··· MATERIAL SUPPLIED

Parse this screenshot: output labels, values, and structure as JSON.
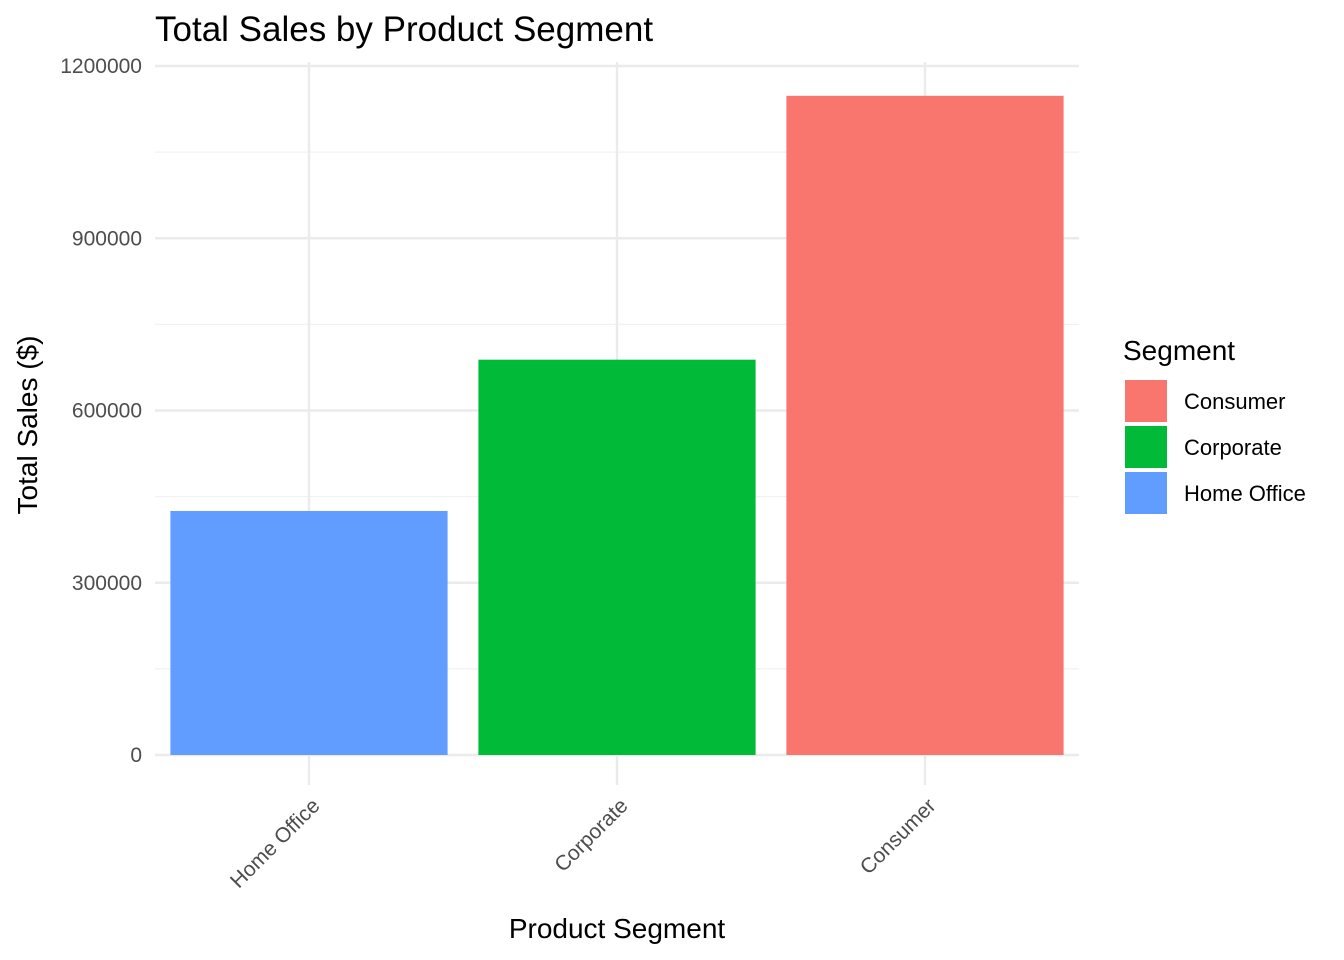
{
  "chart_data": {
    "type": "bar",
    "title": "Total Sales by Product Segment",
    "xlabel": "Product Segment",
    "ylabel": "Total Sales ($)",
    "categories": [
      "Home Office",
      "Corporate",
      "Consumer"
    ],
    "values": [
      424982,
      688494,
      1148061
    ],
    "colors": [
      "#619CFF",
      "#00BA38",
      "#F8766D"
    ],
    "ylim": [
      0,
      1200000
    ],
    "yticks": [
      0,
      300000,
      600000,
      900000,
      1200000
    ],
    "yticks_minor": [
      150000,
      450000,
      750000,
      1050000
    ],
    "grid": true,
    "legend": {
      "title": "Segment",
      "placement": "right",
      "items": [
        {
          "label": "Consumer",
          "color": "#F8766D"
        },
        {
          "label": "Corporate",
          "color": "#00BA38"
        },
        {
          "label": "Home Office",
          "color": "#619CFF"
        }
      ]
    }
  }
}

······

### [WHAT IS BEING ASKED]
Show every line above in which the word "title" occurs.

### [SOLVED PROBLEM]
    "title": "Total Sales by Product Segment",
      "title": "Segment",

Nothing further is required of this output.